Short task = Every entry must be copied word for word.

Stored dataset items
■ ■ ■ ■ ■ ■ ■
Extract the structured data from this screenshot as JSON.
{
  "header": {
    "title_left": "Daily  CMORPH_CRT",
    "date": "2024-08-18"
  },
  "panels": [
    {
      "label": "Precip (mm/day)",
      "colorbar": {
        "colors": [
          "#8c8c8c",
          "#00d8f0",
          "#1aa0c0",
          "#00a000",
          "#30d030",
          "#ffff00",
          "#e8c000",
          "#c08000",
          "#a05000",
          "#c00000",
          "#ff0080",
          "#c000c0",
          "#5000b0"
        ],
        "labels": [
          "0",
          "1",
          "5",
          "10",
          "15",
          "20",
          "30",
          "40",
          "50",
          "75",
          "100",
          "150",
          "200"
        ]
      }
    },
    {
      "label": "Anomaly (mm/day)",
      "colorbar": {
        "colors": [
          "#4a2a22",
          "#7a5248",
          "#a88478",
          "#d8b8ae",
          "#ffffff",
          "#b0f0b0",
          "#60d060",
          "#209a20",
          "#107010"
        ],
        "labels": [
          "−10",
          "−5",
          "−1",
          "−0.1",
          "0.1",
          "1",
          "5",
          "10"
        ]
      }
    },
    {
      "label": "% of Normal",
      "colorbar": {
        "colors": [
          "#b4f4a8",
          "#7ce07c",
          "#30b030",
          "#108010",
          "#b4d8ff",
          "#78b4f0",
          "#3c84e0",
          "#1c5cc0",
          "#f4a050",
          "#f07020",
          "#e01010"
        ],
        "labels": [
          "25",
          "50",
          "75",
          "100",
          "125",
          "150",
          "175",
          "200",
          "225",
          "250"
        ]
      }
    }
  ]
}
■ ■ ■ ■ ■ ■ ■
Complete output =
Extract the structured data from this screenshot as JSON.
{
  "header": {
    "title_left": "Daily  CMORPH_CRT",
    "date": "2024-08-18"
  },
  "panels": [
    {
      "label": "Precip (mm/day)",
      "colorbar": {
        "colors": [
          "#8c8c8c",
          "#00d8f0",
          "#1aa0c0",
          "#00a000",
          "#30d030",
          "#ffff00",
          "#e8c000",
          "#c08000",
          "#a05000",
          "#c00000",
          "#ff0080",
          "#c000c0",
          "#5000b0"
        ],
        "labels": [
          "0",
          "1",
          "5",
          "10",
          "15",
          "20",
          "30",
          "40",
          "50",
          "75",
          "100",
          "150",
          "200"
        ]
      }
    },
    {
      "label": "Anomaly (mm/day)",
      "colorbar": {
        "colors": [
          "#4a2a22",
          "#7a5248",
          "#a88478",
          "#d8b8ae",
          "#ffffff",
          "#b0f0b0",
          "#60d060",
          "#209a20",
          "#107010"
        ],
        "labels": [
          "−10",
          "−5",
          "−1",
          "−0.1",
          "0.1",
          "1",
          "5",
          "10"
        ]
      }
    },
    {
      "label": "% of Normal",
      "colorbar": {
        "colors": [
          "#b4f4a8",
          "#7ce07c",
          "#30b030",
          "#108010",
          "#b4d8ff",
          "#78b4f0",
          "#3c84e0",
          "#1c5cc0",
          "#f4a050",
          "#f07020",
          "#e01010"
        ],
        "labels": [
          "25",
          "50",
          "75",
          "100",
          "125",
          "150",
          "175",
          "200",
          "225",
          "250"
        ]
      }
    }
  ]
}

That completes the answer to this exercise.